WHAT YOU WILL DO
Reproduce all of the records exactly.

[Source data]
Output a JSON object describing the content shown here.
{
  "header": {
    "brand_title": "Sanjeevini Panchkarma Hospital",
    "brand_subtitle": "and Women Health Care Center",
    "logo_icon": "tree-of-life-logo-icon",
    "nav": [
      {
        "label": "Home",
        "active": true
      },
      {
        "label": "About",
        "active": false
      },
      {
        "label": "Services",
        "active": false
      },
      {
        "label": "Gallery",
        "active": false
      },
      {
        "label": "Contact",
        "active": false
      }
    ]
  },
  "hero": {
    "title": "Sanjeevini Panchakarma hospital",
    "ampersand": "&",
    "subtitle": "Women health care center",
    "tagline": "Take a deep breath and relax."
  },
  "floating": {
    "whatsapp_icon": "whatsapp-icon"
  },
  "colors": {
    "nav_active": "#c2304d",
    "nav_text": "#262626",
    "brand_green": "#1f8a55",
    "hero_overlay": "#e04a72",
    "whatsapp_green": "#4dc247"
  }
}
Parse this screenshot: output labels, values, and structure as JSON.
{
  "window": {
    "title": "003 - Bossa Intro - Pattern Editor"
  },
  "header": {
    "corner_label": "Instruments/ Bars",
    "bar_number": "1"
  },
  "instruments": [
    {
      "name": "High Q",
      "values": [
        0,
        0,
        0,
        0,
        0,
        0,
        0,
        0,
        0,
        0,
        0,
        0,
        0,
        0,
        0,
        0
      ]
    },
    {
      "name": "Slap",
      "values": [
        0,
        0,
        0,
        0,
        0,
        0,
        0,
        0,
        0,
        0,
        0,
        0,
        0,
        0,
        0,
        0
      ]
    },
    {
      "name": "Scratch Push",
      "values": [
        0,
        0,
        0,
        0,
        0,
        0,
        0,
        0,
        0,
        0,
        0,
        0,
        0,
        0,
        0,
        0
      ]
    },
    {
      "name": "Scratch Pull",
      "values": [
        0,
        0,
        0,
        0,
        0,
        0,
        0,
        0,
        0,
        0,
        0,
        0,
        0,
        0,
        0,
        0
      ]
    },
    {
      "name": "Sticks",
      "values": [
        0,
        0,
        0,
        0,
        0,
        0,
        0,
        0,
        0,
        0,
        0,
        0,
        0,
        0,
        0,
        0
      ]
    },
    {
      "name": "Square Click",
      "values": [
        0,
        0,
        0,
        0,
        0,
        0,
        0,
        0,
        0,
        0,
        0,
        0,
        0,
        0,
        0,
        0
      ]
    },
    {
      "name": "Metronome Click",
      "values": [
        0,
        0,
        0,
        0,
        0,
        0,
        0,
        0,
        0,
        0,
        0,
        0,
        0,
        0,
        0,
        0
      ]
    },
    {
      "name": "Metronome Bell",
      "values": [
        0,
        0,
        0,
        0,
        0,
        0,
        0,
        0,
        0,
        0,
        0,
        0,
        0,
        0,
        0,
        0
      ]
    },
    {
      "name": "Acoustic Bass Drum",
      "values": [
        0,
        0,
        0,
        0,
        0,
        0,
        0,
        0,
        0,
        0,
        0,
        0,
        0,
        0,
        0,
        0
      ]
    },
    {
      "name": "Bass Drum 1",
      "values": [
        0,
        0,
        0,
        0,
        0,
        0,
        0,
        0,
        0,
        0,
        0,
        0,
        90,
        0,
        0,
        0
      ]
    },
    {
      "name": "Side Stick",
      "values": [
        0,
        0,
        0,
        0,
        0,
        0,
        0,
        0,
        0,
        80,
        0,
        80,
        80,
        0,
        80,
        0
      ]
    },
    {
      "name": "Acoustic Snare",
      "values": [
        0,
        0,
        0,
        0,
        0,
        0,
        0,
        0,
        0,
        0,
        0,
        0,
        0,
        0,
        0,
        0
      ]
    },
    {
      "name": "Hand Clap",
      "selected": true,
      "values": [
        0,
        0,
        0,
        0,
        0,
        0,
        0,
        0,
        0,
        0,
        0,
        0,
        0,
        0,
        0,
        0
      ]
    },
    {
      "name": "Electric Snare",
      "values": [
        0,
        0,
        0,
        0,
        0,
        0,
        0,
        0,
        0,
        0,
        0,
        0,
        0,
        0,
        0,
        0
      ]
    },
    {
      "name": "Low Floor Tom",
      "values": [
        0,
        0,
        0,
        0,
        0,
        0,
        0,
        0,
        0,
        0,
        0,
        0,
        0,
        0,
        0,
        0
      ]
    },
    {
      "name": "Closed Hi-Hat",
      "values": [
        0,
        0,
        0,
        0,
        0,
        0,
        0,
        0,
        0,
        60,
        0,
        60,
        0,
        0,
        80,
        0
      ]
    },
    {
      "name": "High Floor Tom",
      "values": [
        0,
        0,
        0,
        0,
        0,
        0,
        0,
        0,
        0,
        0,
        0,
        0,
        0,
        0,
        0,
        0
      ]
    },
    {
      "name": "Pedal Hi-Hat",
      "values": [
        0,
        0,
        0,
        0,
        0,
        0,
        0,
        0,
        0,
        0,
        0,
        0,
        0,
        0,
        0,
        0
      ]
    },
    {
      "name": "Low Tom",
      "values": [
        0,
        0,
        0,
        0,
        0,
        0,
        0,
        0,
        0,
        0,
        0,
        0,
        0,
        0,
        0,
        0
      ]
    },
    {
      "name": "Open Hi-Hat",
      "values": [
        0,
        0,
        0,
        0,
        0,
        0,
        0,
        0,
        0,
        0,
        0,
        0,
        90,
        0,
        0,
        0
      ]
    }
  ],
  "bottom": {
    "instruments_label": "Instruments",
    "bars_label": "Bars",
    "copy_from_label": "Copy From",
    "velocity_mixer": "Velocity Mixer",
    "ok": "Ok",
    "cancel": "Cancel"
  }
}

SOLVED EXERCISE
Output a JSON object describing the content shown here.
{
  "header": {
    "brand_title": "Sanjeevini Panchkarma Hospital",
    "brand_subtitle": "and Women Health Care Center",
    "logo_icon": "tree-of-life-logo-icon",
    "nav": [
      {
        "label": "Home",
        "active": true
      },
      {
        "label": "About",
        "active": false
      },
      {
        "label": "Services",
        "active": false
      },
      {
        "label": "Gallery",
        "active": false
      },
      {
        "label": "Contact",
        "active": false
      }
    ]
  },
  "hero": {
    "title": "Sanjeevini Panchakarma hospital",
    "ampersand": "&",
    "subtitle": "Women health care center",
    "tagline": "Take a deep breath and relax."
  },
  "floating": {
    "whatsapp_icon": "whatsapp-icon"
  },
  "colors": {
    "nav_active": "#c2304d",
    "nav_text": "#262626",
    "brand_green": "#1f8a55",
    "hero_overlay": "#e04a72",
    "whatsapp_green": "#4dc247"
  }
}
Parse this screenshot: output labels, values, and structure as JSON.
{
  "window": {
    "title": "003 - Bossa Intro - Pattern Editor"
  },
  "header": {
    "corner_label": "Instruments/ Bars",
    "bar_number": "1"
  },
  "instruments": [
    {
      "name": "High Q",
      "values": [
        0,
        0,
        0,
        0,
        0,
        0,
        0,
        0,
        0,
        0,
        0,
        0,
        0,
        0,
        0,
        0
      ]
    },
    {
      "name": "Slap",
      "values": [
        0,
        0,
        0,
        0,
        0,
        0,
        0,
        0,
        0,
        0,
        0,
        0,
        0,
        0,
        0,
        0
      ]
    },
    {
      "name": "Scratch Push",
      "values": [
        0,
        0,
        0,
        0,
        0,
        0,
        0,
        0,
        0,
        0,
        0,
        0,
        0,
        0,
        0,
        0
      ]
    },
    {
      "name": "Scratch Pull",
      "values": [
        0,
        0,
        0,
        0,
        0,
        0,
        0,
        0,
        0,
        0,
        0,
        0,
        0,
        0,
        0,
        0
      ]
    },
    {
      "name": "Sticks",
      "values": [
        0,
        0,
        0,
        0,
        0,
        0,
        0,
        0,
        0,
        0,
        0,
        0,
        0,
        0,
        0,
        0
      ]
    },
    {
      "name": "Square Click",
      "values": [
        0,
        0,
        0,
        0,
        0,
        0,
        0,
        0,
        0,
        0,
        0,
        0,
        0,
        0,
        0,
        0
      ]
    },
    {
      "name": "Metronome Click",
      "values": [
        0,
        0,
        0,
        0,
        0,
        0,
        0,
        0,
        0,
        0,
        0,
        0,
        0,
        0,
        0,
        0
      ]
    },
    {
      "name": "Metronome Bell",
      "values": [
        0,
        0,
        0,
        0,
        0,
        0,
        0,
        0,
        0,
        0,
        0,
        0,
        0,
        0,
        0,
        0
      ]
    },
    {
      "name": "Acoustic Bass Drum",
      "values": [
        0,
        0,
        0,
        0,
        0,
        0,
        0,
        0,
        0,
        0,
        0,
        0,
        0,
        0,
        0,
        0
      ]
    },
    {
      "name": "Bass Drum 1",
      "values": [
        0,
        0,
        0,
        0,
        0,
        0,
        0,
        0,
        0,
        0,
        0,
        0,
        90,
        0,
        0,
        0
      ]
    },
    {
      "name": "Side Stick",
      "values": [
        0,
        0,
        0,
        0,
        0,
        0,
        0,
        0,
        0,
        80,
        0,
        80,
        80,
        0,
        80,
        0
      ]
    },
    {
      "name": "Acoustic Snare",
      "values": [
        0,
        0,
        0,
        0,
        0,
        0,
        0,
        0,
        0,
        0,
        0,
        0,
        0,
        0,
        0,
        0
      ]
    },
    {
      "name": "Hand Clap",
      "selected": true,
      "values": [
        0,
        0,
        0,
        0,
        0,
        0,
        0,
        0,
        0,
        0,
        0,
        0,
        0,
        0,
        0,
        0
      ]
    },
    {
      "name": "Electric Snare",
      "values": [
        0,
        0,
        0,
        0,
        0,
        0,
        0,
        0,
        0,
        0,
        0,
        0,
        0,
        0,
        0,
        0
      ]
    },
    {
      "name": "Low Floor Tom",
      "values": [
        0,
        0,
        0,
        0,
        0,
        0,
        0,
        0,
        0,
        0,
        0,
        0,
        0,
        0,
        0,
        0
      ]
    },
    {
      "name": "Closed Hi-Hat",
      "values": [
        0,
        0,
        0,
        0,
        0,
        0,
        0,
        0,
        0,
        60,
        0,
        60,
        0,
        0,
        80,
        0
      ]
    },
    {
      "name": "High Floor Tom",
      "values": [
        0,
        0,
        0,
        0,
        0,
        0,
        0,
        0,
        0,
        0,
        0,
        0,
        0,
        0,
        0,
        0
      ]
    },
    {
      "name": "Pedal Hi-Hat",
      "values": [
        0,
        0,
        0,
        0,
        0,
        0,
        0,
        0,
        0,
        0,
        0,
        0,
        0,
        0,
        0,
        0
      ]
    },
    {
      "name": "Low Tom",
      "values": [
        0,
        0,
        0,
        0,
        0,
        0,
        0,
        0,
        0,
        0,
        0,
        0,
        0,
        0,
        0,
        0
      ]
    },
    {
      "name": "Open Hi-Hat",
      "values": [
        0,
        0,
        0,
        0,
        0,
        0,
        0,
        0,
        0,
        0,
        0,
        0,
        90,
        0,
        0,
        0
      ]
    }
  ],
  "bottom": {
    "instruments_label": "Instruments",
    "bars_label": "Bars",
    "copy_from_label": "Copy From",
    "velocity_mixer": "Velocity Mixer",
    "ok": "Ok",
    "cancel": "Cancel"
  }
}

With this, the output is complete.